> _Supplied information_
* Begin *
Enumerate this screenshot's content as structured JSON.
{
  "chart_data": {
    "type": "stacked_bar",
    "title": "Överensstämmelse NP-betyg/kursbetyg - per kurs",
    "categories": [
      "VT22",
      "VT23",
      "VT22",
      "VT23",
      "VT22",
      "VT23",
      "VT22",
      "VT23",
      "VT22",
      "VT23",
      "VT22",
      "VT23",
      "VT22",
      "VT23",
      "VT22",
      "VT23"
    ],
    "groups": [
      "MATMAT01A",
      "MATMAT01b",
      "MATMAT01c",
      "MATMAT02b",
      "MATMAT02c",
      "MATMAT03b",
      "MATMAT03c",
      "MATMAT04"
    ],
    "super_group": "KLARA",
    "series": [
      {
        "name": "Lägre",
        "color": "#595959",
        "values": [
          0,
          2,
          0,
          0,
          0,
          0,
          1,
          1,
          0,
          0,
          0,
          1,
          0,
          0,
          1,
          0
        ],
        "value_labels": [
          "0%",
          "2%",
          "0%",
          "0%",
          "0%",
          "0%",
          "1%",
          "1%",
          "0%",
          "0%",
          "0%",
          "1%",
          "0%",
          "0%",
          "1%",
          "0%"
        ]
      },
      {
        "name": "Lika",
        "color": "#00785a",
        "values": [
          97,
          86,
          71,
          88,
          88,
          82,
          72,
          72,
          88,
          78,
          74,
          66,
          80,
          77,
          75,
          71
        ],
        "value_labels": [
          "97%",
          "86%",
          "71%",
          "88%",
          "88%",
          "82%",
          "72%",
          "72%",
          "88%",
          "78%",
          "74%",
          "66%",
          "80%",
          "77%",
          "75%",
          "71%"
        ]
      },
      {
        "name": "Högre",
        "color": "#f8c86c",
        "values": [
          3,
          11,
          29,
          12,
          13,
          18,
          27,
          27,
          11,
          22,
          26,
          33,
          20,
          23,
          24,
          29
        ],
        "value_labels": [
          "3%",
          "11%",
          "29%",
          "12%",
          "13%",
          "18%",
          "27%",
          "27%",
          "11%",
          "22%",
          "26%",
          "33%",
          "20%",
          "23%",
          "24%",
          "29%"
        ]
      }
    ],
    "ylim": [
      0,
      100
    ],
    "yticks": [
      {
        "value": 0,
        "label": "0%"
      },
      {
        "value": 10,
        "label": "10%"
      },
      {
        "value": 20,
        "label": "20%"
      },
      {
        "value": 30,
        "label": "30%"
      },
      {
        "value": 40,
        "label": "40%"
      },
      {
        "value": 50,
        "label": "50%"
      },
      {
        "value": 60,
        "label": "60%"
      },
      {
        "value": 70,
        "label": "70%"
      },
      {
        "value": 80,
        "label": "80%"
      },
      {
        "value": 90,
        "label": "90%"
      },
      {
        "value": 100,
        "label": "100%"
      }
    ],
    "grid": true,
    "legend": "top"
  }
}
* End *
> _Written instruction_
Quote the whole listing above, leaving nothing out.

> _Exercise result_
Enumerate this screenshot's content as structured JSON.
{
  "chart_data": {
    "type": "stacked_bar",
    "title": "Överensstämmelse NP-betyg/kursbetyg - per kurs",
    "categories": [
      "VT22",
      "VT23",
      "VT22",
      "VT23",
      "VT22",
      "VT23",
      "VT22",
      "VT23",
      "VT22",
      "VT23",
      "VT22",
      "VT23",
      "VT22",
      "VT23",
      "VT22",
      "VT23"
    ],
    "groups": [
      "MATMAT01A",
      "MATMAT01b",
      "MATMAT01c",
      "MATMAT02b",
      "MATMAT02c",
      "MATMAT03b",
      "MATMAT03c",
      "MATMAT04"
    ],
    "super_group": "KLARA",
    "series": [
      {
        "name": "Lägre",
        "color": "#595959",
        "values": [
          0,
          2,
          0,
          0,
          0,
          0,
          1,
          1,
          0,
          0,
          0,
          1,
          0,
          0,
          1,
          0
        ],
        "value_labels": [
          "0%",
          "2%",
          "0%",
          "0%",
          "0%",
          "0%",
          "1%",
          "1%",
          "0%",
          "0%",
          "0%",
          "1%",
          "0%",
          "0%",
          "1%",
          "0%"
        ]
      },
      {
        "name": "Lika",
        "color": "#00785a",
        "values": [
          97,
          86,
          71,
          88,
          88,
          82,
          72,
          72,
          88,
          78,
          74,
          66,
          80,
          77,
          75,
          71
        ],
        "value_labels": [
          "97%",
          "86%",
          "71%",
          "88%",
          "88%",
          "82%",
          "72%",
          "72%",
          "88%",
          "78%",
          "74%",
          "66%",
          "80%",
          "77%",
          "75%",
          "71%"
        ]
      },
      {
        "name": "Högre",
        "color": "#f8c86c",
        "values": [
          3,
          11,
          29,
          12,
          13,
          18,
          27,
          27,
          11,
          22,
          26,
          33,
          20,
          23,
          24,
          29
        ],
        "value_labels": [
          "3%",
          "11%",
          "29%",
          "12%",
          "13%",
          "18%",
          "27%",
          "27%",
          "11%",
          "22%",
          "26%",
          "33%",
          "20%",
          "23%",
          "24%",
          "29%"
        ]
      }
    ],
    "ylim": [
      0,
      100
    ],
    "yticks": [
      {
        "value": 0,
        "label": "0%"
      },
      {
        "value": 10,
        "label": "10%"
      },
      {
        "value": 20,
        "label": "20%"
      },
      {
        "value": 30,
        "label": "30%"
      },
      {
        "value": 40,
        "label": "40%"
      },
      {
        "value": 50,
        "label": "50%"
      },
      {
        "value": 60,
        "label": "60%"
      },
      {
        "value": 70,
        "label": "70%"
      },
      {
        "value": 80,
        "label": "80%"
      },
      {
        "value": 90,
        "label": "90%"
      },
      {
        "value": 100,
        "label": "100%"
      }
    ],
    "grid": true,
    "legend": "top"
  }
}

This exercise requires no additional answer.